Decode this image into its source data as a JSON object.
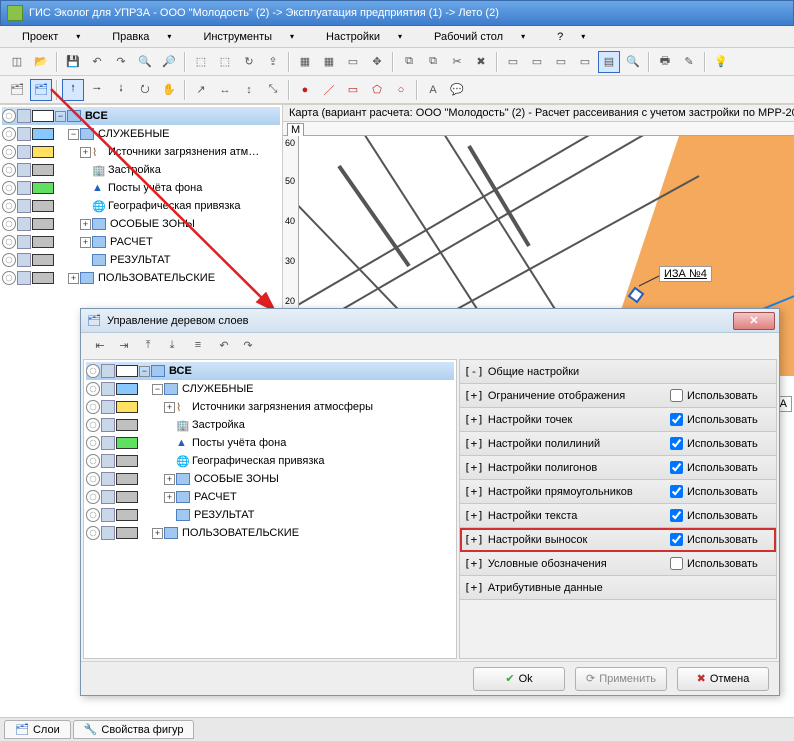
{
  "window": {
    "title": "ГИС Эколог для УПРЗА - ООО \"Молодость\" (2) -> Эксплуатация предприятия (1) -> Лето (2)"
  },
  "menu": {
    "project": "Проект",
    "edit": "Правка",
    "tools": "Инструменты",
    "settings": "Настройки",
    "desktop": "Рабочий стол",
    "help": "?"
  },
  "map": {
    "title": "Карта (вариант расчета: ООО \"Молодость\" (2) - Расчет рассеивания с учетом застройки по МРР-20",
    "m": "М",
    "iza": "ИЗА №4"
  },
  "tree": {
    "root": "ВСЕ",
    "service": "СЛУЖЕБНЫЕ",
    "sources": "Источники загрязнения атм…",
    "sources_full": "Источники загрязнения атмосферы",
    "build": "Застройка",
    "posts": "Посты учёта фона",
    "geo": "Географическая привязка",
    "zones": "ОСОБЫЕ ЗОНЫ",
    "calc": "РАСЧЕТ",
    "result": "РЕЗУЛЬТАТ",
    "user": "ПОЛЬЗОВАТЕЛЬСКИЕ"
  },
  "dialog": {
    "title": "Управление деревом слоев",
    "ok": "Ok",
    "apply": "Применить",
    "cancel": "Отмена"
  },
  "settings_panel": {
    "items": [
      {
        "pm": "[-]",
        "label": "Общие настройки",
        "chk": null
      },
      {
        "pm": "[+]",
        "label": "Ограничение отображения",
        "chk": false,
        "use": "Использовать"
      },
      {
        "pm": "[+]",
        "label": "Настройки точек",
        "chk": true,
        "use": "Использовать"
      },
      {
        "pm": "[+]",
        "label": "Настройки полилиний",
        "chk": true,
        "use": "Использовать"
      },
      {
        "pm": "[+]",
        "label": "Настройки полигонов",
        "chk": true,
        "use": "Использовать"
      },
      {
        "pm": "[+]",
        "label": "Настройки прямоугольников",
        "chk": true,
        "use": "Использовать"
      },
      {
        "pm": "[+]",
        "label": "Настройки текста",
        "chk": true,
        "use": "Использовать"
      },
      {
        "pm": "[+]",
        "label": "Настройки выносок",
        "chk": true,
        "use": "Использовать",
        "hl": true
      },
      {
        "pm": "[+]",
        "label": "Условные обозначения",
        "chk": false,
        "use": "Использовать"
      },
      {
        "pm": "[+]",
        "label": "Атрибутивные данные",
        "chk": null
      }
    ]
  },
  "tabs": {
    "layers": "Слои",
    "props": "Свойства фигур"
  },
  "side_label": "ИЗА"
}
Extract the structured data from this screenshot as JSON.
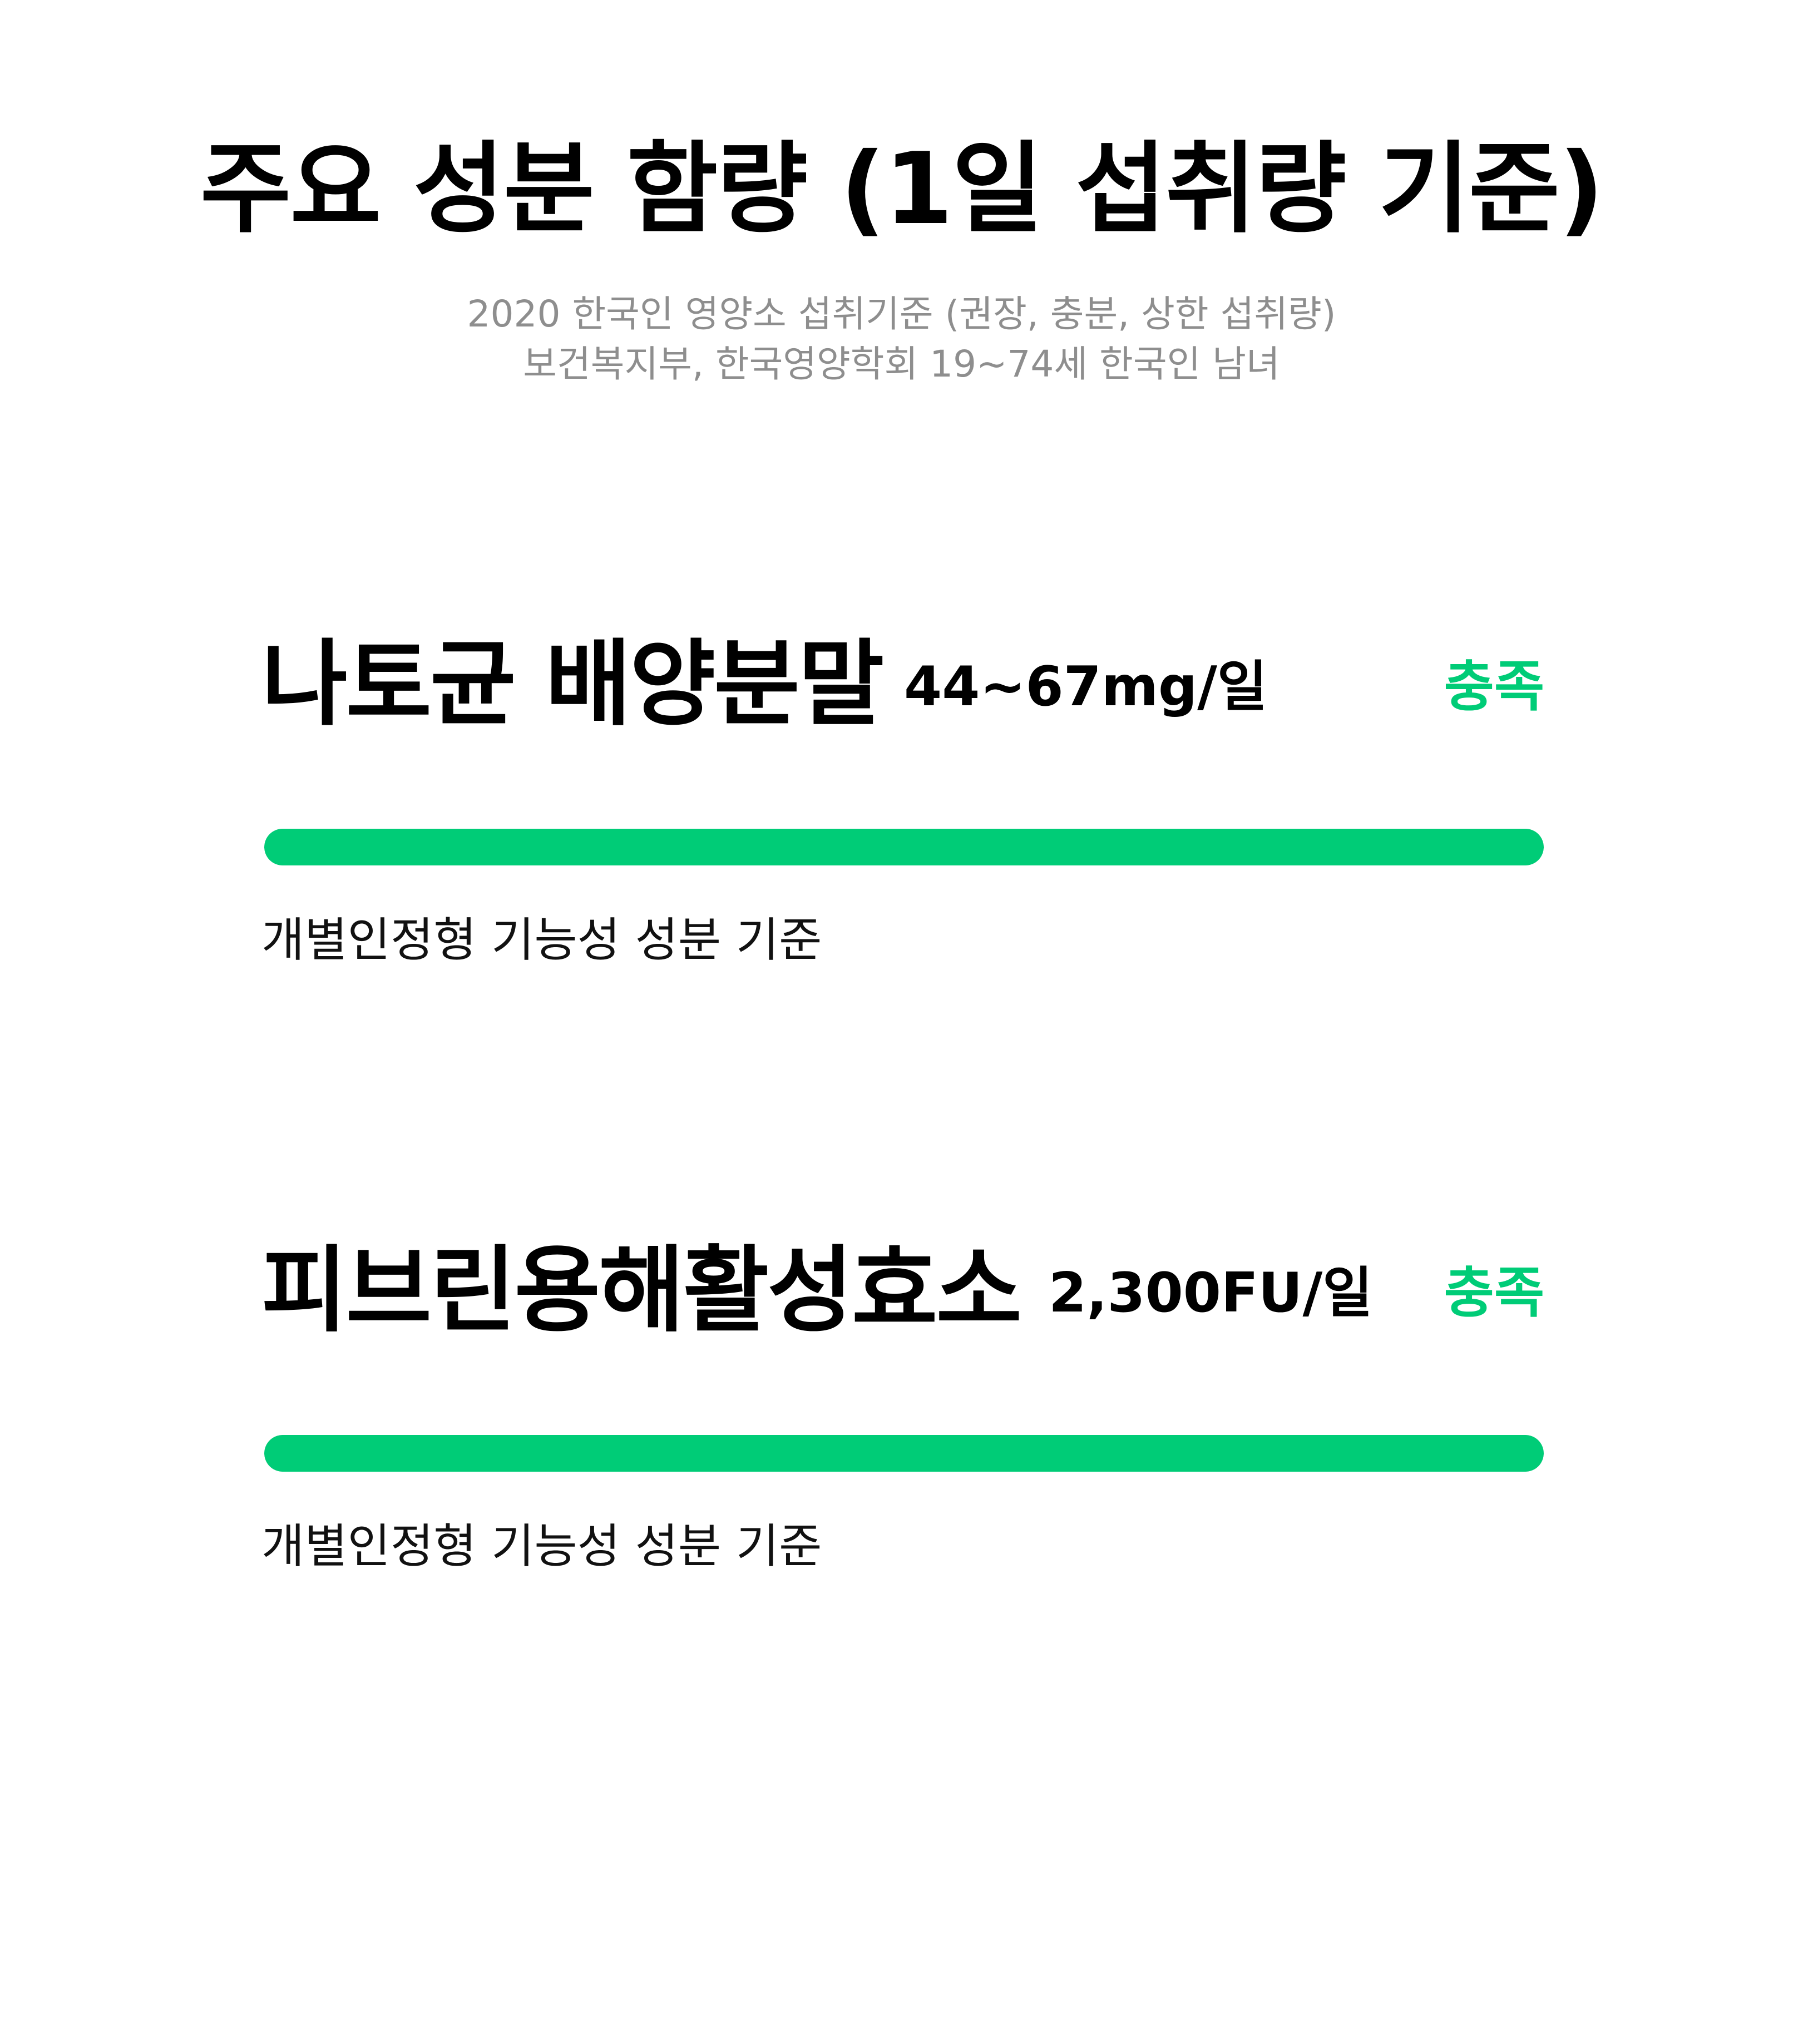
{
  "header": {
    "title": "주요 성분 함량 (1일 섭취량 기준)",
    "subtitle_line1": "2020 한국인 영양소 섭취기준 (권장, 충분, 상한 섭취량)",
    "subtitle_line2": "보건복지부, 한국영양학회  19~74세 한국인 남녀"
  },
  "items": [
    {
      "name": "나토균 배양분말",
      "amount": "44~67mg/일",
      "status": "충족",
      "fill_fraction": 1.0,
      "note": "개별인정형 기능성 성분 기준"
    },
    {
      "name": "피브린용해활성효소",
      "amount": "2,300FU/일",
      "status": "충족",
      "fill_fraction": 1.0,
      "note": "개별인정형 기능성 성분 기준"
    }
  ],
  "colors": {
    "accent": "#00cc77",
    "subtitle": "#8e8e8e",
    "text": "#000000",
    "background": "#ffffff"
  }
}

————————

**BRIEF:** Copy the records above exactly, leaving out every picture.

**PROBLEM SOLUTION:**
Decode this image into its source data as a JSON object.
{
  "window": {
    "title": "ГИС Эколог для УПРЗА - ООО \"Молодость\" (2) -> Эксплуатация предприятия (1) -> Лето (2)"
  },
  "menu": {
    "project": "Проект",
    "edit": "Правка",
    "tools": "Инструменты",
    "settings": "Настройки",
    "desktop": "Рабочий стол",
    "help": "?"
  },
  "map": {
    "title": "Карта (вариант расчета: ООО \"Молодость\" (2) - Расчет рассеивания с учетом застройки по МРР-20",
    "m": "М",
    "iza": "ИЗА №4"
  },
  "tree": {
    "root": "ВСЕ",
    "service": "СЛУЖЕБНЫЕ",
    "sources": "Источники загрязнения атм…",
    "sources_full": "Источники загрязнения атмосферы",
    "build": "Застройка",
    "posts": "Посты учёта фона",
    "geo": "Географическая привязка",
    "zones": "ОСОБЫЕ ЗОНЫ",
    "calc": "РАСЧЕТ",
    "result": "РЕЗУЛЬТАТ",
    "user": "ПОЛЬЗОВАТЕЛЬСКИЕ"
  },
  "dialog": {
    "title": "Управление деревом слоев",
    "ok": "Ok",
    "apply": "Применить",
    "cancel": "Отмена"
  },
  "settings_panel": {
    "items": [
      {
        "pm": "[-]",
        "label": "Общие настройки",
        "chk": null
      },
      {
        "pm": "[+]",
        "label": "Ограничение отображения",
        "chk": false,
        "use": "Использовать"
      },
      {
        "pm": "[+]",
        "label": "Настройки точек",
        "chk": true,
        "use": "Использовать"
      },
      {
        "pm": "[+]",
        "label": "Настройки полилиний",
        "chk": true,
        "use": "Использовать"
      },
      {
        "pm": "[+]",
        "label": "Настройки полигонов",
        "chk": true,
        "use": "Использовать"
      },
      {
        "pm": "[+]",
        "label": "Настройки прямоугольников",
        "chk": true,
        "use": "Использовать"
      },
      {
        "pm": "[+]",
        "label": "Настройки текста",
        "chk": true,
        "use": "Использовать"
      },
      {
        "pm": "[+]",
        "label": "Настройки выносок",
        "chk": true,
        "use": "Использовать",
        "hl": true
      },
      {
        "pm": "[+]",
        "label": "Условные обозначения",
        "chk": false,
        "use": "Использовать"
      },
      {
        "pm": "[+]",
        "label": "Атрибутивные данные",
        "chk": null
      }
    ]
  },
  "tabs": {
    "layers": "Слои",
    "props": "Свойства фигур"
  },
  "side_label": "ИЗА"
}
Extract the structured data from this screenshot as JSON.
{
  "header": {
    "title": "주요 성분 함량 (1일 섭취량 기준)",
    "subtitle_line1": "2020 한국인 영양소 섭취기준 (권장, 충분, 상한 섭취량)",
    "subtitle_line2": "보건복지부, 한국영양학회  19~74세 한국인 남녀"
  },
  "items": [
    {
      "name": "나토균 배양분말",
      "amount": "44~67mg/일",
      "status": "충족",
      "fill_fraction": 1.0,
      "note": "개별인정형 기능성 성분 기준"
    },
    {
      "name": "피브린용해활성효소",
      "amount": "2,300FU/일",
      "status": "충족",
      "fill_fraction": 1.0,
      "note": "개별인정형 기능성 성분 기준"
    }
  ],
  "colors": {
    "accent": "#00cc77",
    "subtitle": "#8e8e8e",
    "text": "#000000",
    "background": "#ffffff"
  }
}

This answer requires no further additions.